BRIEF →
Identify and reproduce every line holding the string "time".

[BEGIN SUPPLIED RECORDS]

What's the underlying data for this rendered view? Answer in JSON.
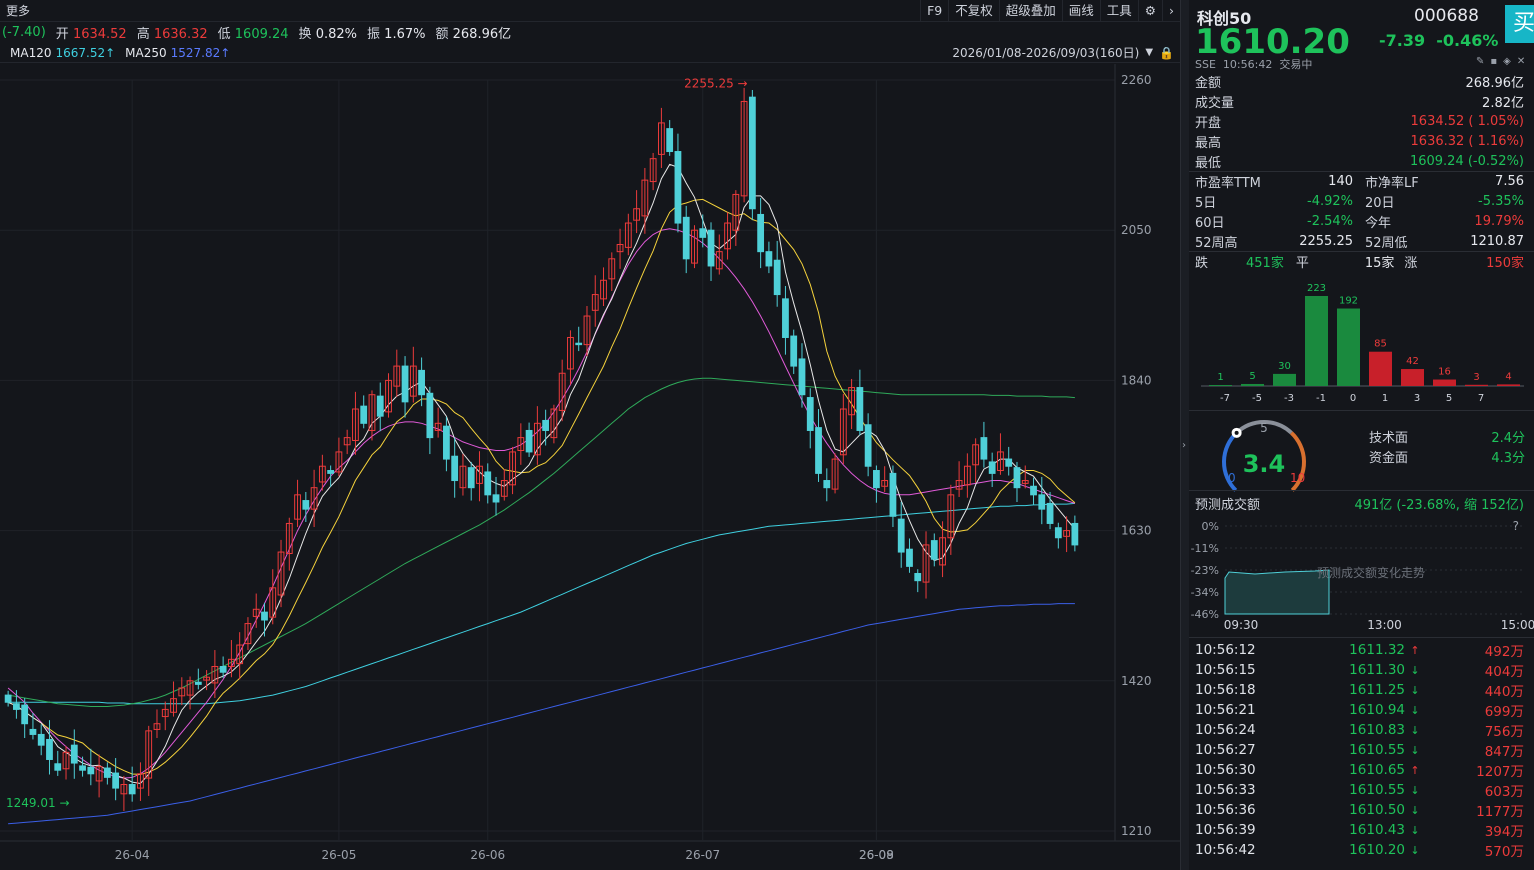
{
  "toolbar": {
    "more": "更多",
    "items": [
      "F9",
      "不复权",
      "超级叠加",
      "画线",
      "工具"
    ]
  },
  "quote": {
    "change": "(-7.40)",
    "open_label": "开",
    "open": "1634.52",
    "high_label": "高",
    "high": "1636.32",
    "low_label": "低",
    "low": "1609.24",
    "turnover_label": "换",
    "turnover": "0.82%",
    "amplitude_label": "振",
    "amplitude": "1.67%",
    "amount_label": "额",
    "amount": "268.96亿"
  },
  "ma": {
    "ma120_label": "MA120",
    "ma120": "1667.52↑",
    "ma250_label": "MA250",
    "ma250": "1527.82↑",
    "range": "2026/01/08-2026/09/03(160日)"
  },
  "colors": {
    "up": "#ec3b3b",
    "down": "#4fd0d8",
    "ma5": "#e8e8e8",
    "ma10": "#f5d23c",
    "ma20": "#e05ad8",
    "ma60": "#2faa5a",
    "ma120": "#3fd0e0",
    "ma250": "#3b5fe8"
  },
  "chart_data": {
    "type": "candlestick",
    "y_ticks": [
      "2260",
      "2050",
      "1840",
      "1630",
      "1420",
      "1210"
    ],
    "ylim": [
      1210,
      2260
    ],
    "x_ticks": [
      "26-04",
      "26-05",
      "26-06",
      "26-07",
      "26-08",
      "26-09"
    ],
    "annotations": {
      "high": "2255.25",
      "low": "1249.01"
    },
    "closes": [
      1390,
      1380,
      1360,
      1345,
      1330,
      1310,
      1295,
      1320,
      1305,
      1295,
      1290,
      1300,
      1285,
      1270,
      1275,
      1262,
      1290,
      1350,
      1360,
      1380,
      1395,
      1410,
      1420,
      1415,
      1425,
      1440,
      1432,
      1450,
      1470,
      1500,
      1520,
      1505,
      1550,
      1600,
      1640,
      1680,
      1660,
      1690,
      1720,
      1710,
      1740,
      1760,
      1800,
      1780,
      1820,
      1790,
      1840,
      1860,
      1810,
      1860,
      1820,
      1760,
      1780,
      1730,
      1700,
      1720,
      1690,
      1720,
      1680,
      1670,
      1700,
      1740,
      1760,
      1740,
      1780,
      1770,
      1800,
      1850,
      1900,
      1890,
      1930,
      1960,
      1980,
      2010,
      2030,
      2060,
      2080,
      2120,
      2150,
      2200,
      2160,
      2060,
      2010,
      2050,
      2040,
      2000,
      2020,
      2060,
      2100,
      2230,
      2080,
      2020,
      2000,
      1960,
      1900,
      1860,
      1820,
      1770,
      1710,
      1690,
      1730,
      1800,
      1830,
      1770,
      1720,
      1690,
      1700,
      1650,
      1600,
      1580,
      1560,
      1610,
      1590,
      1620,
      1680,
      1700,
      1720,
      1750,
      1730,
      1710,
      1740,
      1720,
      1690,
      1700,
      1680,
      1660,
      1640,
      1620,
      1630,
      1610
    ],
    "ma20": [
      1410,
      1400,
      1390,
      1375,
      1362,
      1350,
      1338,
      1328,
      1318,
      1310,
      1302,
      1295,
      1290,
      1286,
      1284,
      1285,
      1290,
      1298,
      1308,
      1320,
      1334,
      1348,
      1362,
      1376,
      1390,
      1406,
      1422,
      1440,
      1460,
      1482,
      1505,
      1528,
      1552,
      1578,
      1604,
      1630,
      1652,
      1672,
      1690,
      1706,
      1718,
      1728,
      1740,
      1752,
      1762,
      1770,
      1776,
      1780,
      1782,
      1782,
      1780,
      1776,
      1772,
      1766,
      1760,
      1754,
      1750,
      1746,
      1744,
      1742,
      1742,
      1745,
      1750,
      1758,
      1768,
      1780,
      1796,
      1814,
      1834,
      1856,
      1880,
      1905,
      1930,
      1956,
      1980,
      2002,
      2020,
      2034,
      2044,
      2050,
      2052,
      2050,
      2046,
      2040,
      2032,
      2022,
      2010,
      1998,
      1984,
      1968,
      1950,
      1930,
      1908,
      1884,
      1860,
      1836,
      1812,
      1790,
      1770,
      1752,
      1736,
      1722,
      1710,
      1700,
      1692,
      1686,
      1682,
      1680,
      1680,
      1680,
      1682,
      1684,
      1686,
      1688,
      1690,
      1692,
      1694,
      1696,
      1698,
      1700,
      1700,
      1698,
      1696,
      1692,
      1688,
      1684,
      1680,
      1676,
      1672,
      1668
    ],
    "ma60": [
      1400,
      1398,
      1396,
      1394,
      1392,
      1390,
      1388,
      1387,
      1386,
      1385,
      1384,
      1384,
      1384,
      1385,
      1386,
      1388,
      1390,
      1393,
      1396,
      1400,
      1405,
      1410,
      1416,
      1422,
      1428,
      1434,
      1440,
      1446,
      1452,
      1458,
      1464,
      1470,
      1476,
      1482,
      1488,
      1494,
      1500,
      1507,
      1514,
      1521,
      1528,
      1535,
      1542,
      1549,
      1556,
      1563,
      1570,
      1577,
      1584,
      1590,
      1596,
      1602,
      1608,
      1614,
      1620,
      1626,
      1632,
      1638,
      1645,
      1652,
      1659,
      1667,
      1675,
      1683,
      1692,
      1701,
      1710,
      1720,
      1730,
      1740,
      1750,
      1760,
      1770,
      1780,
      1790,
      1800,
      1808,
      1816,
      1822,
      1828,
      1833,
      1837,
      1840,
      1842,
      1843,
      1843,
      1842,
      1841,
      1840,
      1839,
      1838,
      1837,
      1836,
      1835,
      1834,
      1833,
      1832,
      1831,
      1830,
      1829,
      1828,
      1827,
      1826,
      1825,
      1824,
      1823,
      1822,
      1821,
      1820,
      1820,
      1820,
      1820,
      1820,
      1820,
      1820,
      1820,
      1820,
      1820,
      1820,
      1819,
      1819,
      1819,
      1818,
      1818,
      1818,
      1818,
      1817,
      1817,
      1817,
      1816
    ],
    "ma120": [
      1390,
      1390,
      1390,
      1390,
      1390,
      1390,
      1390,
      1390,
      1390,
      1390,
      1390,
      1390,
      1389,
      1389,
      1389,
      1388,
      1388,
      1388,
      1388,
      1388,
      1388,
      1388,
      1388,
      1388,
      1388,
      1389,
      1390,
      1391,
      1392,
      1394,
      1396,
      1398,
      1400,
      1403,
      1406,
      1409,
      1412,
      1416,
      1420,
      1424,
      1428,
      1432,
      1436,
      1440,
      1444,
      1448,
      1452,
      1456,
      1460,
      1464,
      1468,
      1472,
      1476,
      1480,
      1484,
      1488,
      1492,
      1496,
      1500,
      1504,
      1508,
      1512,
      1516,
      1521,
      1526,
      1531,
      1536,
      1541,
      1546,
      1551,
      1556,
      1561,
      1566,
      1571,
      1576,
      1581,
      1586,
      1591,
      1596,
      1600,
      1604,
      1608,
      1612,
      1615,
      1618,
      1621,
      1624,
      1626,
      1628,
      1630,
      1632,
      1634,
      1636,
      1637,
      1638,
      1639,
      1640,
      1641,
      1642,
      1643,
      1644,
      1645,
      1646,
      1647,
      1648,
      1649,
      1650,
      1651,
      1652,
      1653,
      1654,
      1655,
      1656,
      1657,
      1658,
      1659,
      1660,
      1661,
      1662,
      1663,
      1664,
      1664,
      1665,
      1665,
      1666,
      1666,
      1667,
      1667,
      1667,
      1668
    ],
    "ma250": [
      1220,
      1221,
      1222,
      1223,
      1224,
      1225,
      1226,
      1227,
      1228,
      1229,
      1230,
      1231,
      1232,
      1234,
      1236,
      1238,
      1240,
      1242,
      1244,
      1246,
      1248,
      1250,
      1252,
      1255,
      1258,
      1261,
      1264,
      1267,
      1270,
      1273,
      1276,
      1279,
      1282,
      1285,
      1288,
      1291,
      1294,
      1297,
      1300,
      1303,
      1306,
      1309,
      1312,
      1315,
      1318,
      1321,
      1324,
      1327,
      1330,
      1333,
      1336,
      1339,
      1342,
      1345,
      1348,
      1351,
      1354,
      1357,
      1360,
      1363,
      1366,
      1369,
      1372,
      1375,
      1378,
      1381,
      1384,
      1387,
      1390,
      1393,
      1396,
      1399,
      1402,
      1405,
      1408,
      1411,
      1414,
      1417,
      1420,
      1423,
      1426,
      1429,
      1432,
      1435,
      1438,
      1441,
      1444,
      1447,
      1450,
      1453,
      1456,
      1459,
      1462,
      1465,
      1468,
      1471,
      1474,
      1477,
      1480,
      1483,
      1486,
      1489,
      1492,
      1495,
      1498,
      1500,
      1502,
      1504,
      1506,
      1508,
      1510,
      1512,
      1514,
      1516,
      1518,
      1520,
      1521,
      1522,
      1523,
      1524,
      1525,
      1525,
      1526,
      1526,
      1527,
      1527,
      1527,
      1528,
      1528,
      1528
    ]
  },
  "right": {
    "name": "科创50",
    "code": "000688",
    "buy": "买",
    "price": "1610.20",
    "change": "-7.39",
    "change_pct": "-0.46%",
    "exchange": "SSE",
    "time": "10:56:42",
    "status": "交易中",
    "stats": [
      {
        "label": "金额",
        "value": "268.96亿",
        "color": "#e6e8ee"
      },
      {
        "label": "成交量",
        "value": "2.82亿",
        "color": "#e6e8ee"
      },
      {
        "label": "开盘",
        "value": "1634.52 ( 1.05%)",
        "color": "#ec3b3b"
      },
      {
        "label": "最高",
        "value": "1636.32 ( 1.16%)",
        "color": "#ec3b3b"
      },
      {
        "label": "最低",
        "value": "1609.24 (-0.52%)",
        "color": "#1ec25b"
      }
    ],
    "ratios": [
      {
        "l1": "市盈率TTM",
        "v1": "140",
        "c1": "#e6e8ee",
        "l2": "市净率LF",
        "v2": "7.56",
        "c2": "#e6e8ee"
      },
      {
        "l1": "5日",
        "v1": "-4.92%",
        "c1": "#1ec25b",
        "l2": "20日",
        "v2": "-5.35%",
        "c2": "#1ec25b"
      },
      {
        "l1": "60日",
        "v1": "-2.54%",
        "c1": "#1ec25b",
        "l2": "今年",
        "v2": "19.79%",
        "c2": "#ec3b3b"
      },
      {
        "l1": "52周高",
        "v1": "2255.25",
        "c1": "#e6e8ee",
        "l2": "52周低",
        "v2": "1210.87",
        "c2": "#e6e8ee"
      }
    ],
    "breadth": {
      "down_label": "跌",
      "down": "451家",
      "flat_label": "平",
      "flat": "15家",
      "up_label": "涨",
      "up": "150家"
    },
    "dist": {
      "labels": [
        "-7",
        "-5",
        "-3",
        "-1",
        "0",
        "1",
        "3",
        "5",
        "7"
      ],
      "values": [
        1,
        5,
        30,
        223,
        192,
        85,
        42,
        16,
        3,
        4
      ],
      "value_labels": [
        "1",
        "5",
        "30",
        "223",
        "192",
        "85",
        "42",
        "16",
        "3",
        "4"
      ]
    },
    "score": {
      "value": "3.4",
      "min": "0",
      "mid": "5",
      "max": "10",
      "tech_label": "技术面",
      "tech": "2.4分",
      "fund_label": "资金面",
      "fund": "4.3分"
    },
    "forecast": {
      "label": "预测成交额",
      "value": "491亿 (-23.68%, 缩 152亿)",
      "y_ticks": [
        "0%",
        "-11%",
        "-23%",
        "-34%",
        "-46%"
      ],
      "x_ticks": [
        "09:30",
        "13:00",
        "15:00"
      ],
      "note": "预测成交额变化走势",
      "help": "?"
    },
    "ticks": [
      {
        "time": "10:56:12",
        "price": "1611.32",
        "dir": "up",
        "vol": "492万"
      },
      {
        "time": "10:56:15",
        "price": "1611.30",
        "dir": "down",
        "vol": "404万"
      },
      {
        "time": "10:56:18",
        "price": "1611.25",
        "dir": "down",
        "vol": "440万"
      },
      {
        "time": "10:56:21",
        "price": "1610.94",
        "dir": "down",
        "vol": "699万"
      },
      {
        "time": "10:56:24",
        "price": "1610.83",
        "dir": "down",
        "vol": "756万"
      },
      {
        "time": "10:56:27",
        "price": "1610.55",
        "dir": "down",
        "vol": "847万"
      },
      {
        "time": "10:56:30",
        "price": "1610.65",
        "dir": "up",
        "vol": "1207万"
      },
      {
        "time": "10:56:33",
        "price": "1610.55",
        "dir": "down",
        "vol": "603万"
      },
      {
        "time": "10:56:36",
        "price": "1610.50",
        "dir": "down",
        "vol": "1177万"
      },
      {
        "time": "10:56:39",
        "price": "1610.43",
        "dir": "down",
        "vol": "394万"
      },
      {
        "time": "10:56:42",
        "price": "1610.20",
        "dir": "down",
        "vol": "570万"
      }
    ]
  }
}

[END SUPPLIED RECORDS]

ANSWER TO THIS EXERCISE →
    "time": "10:56:42",
        "time": "10:56:12",
        "time": "10:56:15",
        "time": "10:56:18",
        "time": "10:56:21",
        "time": "10:56:24",
        "time": "10:56:27",
        "time": "10:56:30",
        "time": "10:56:33",
        "time": "10:56:36",
        "time": "10:56:39",
        "time": "10:56:42",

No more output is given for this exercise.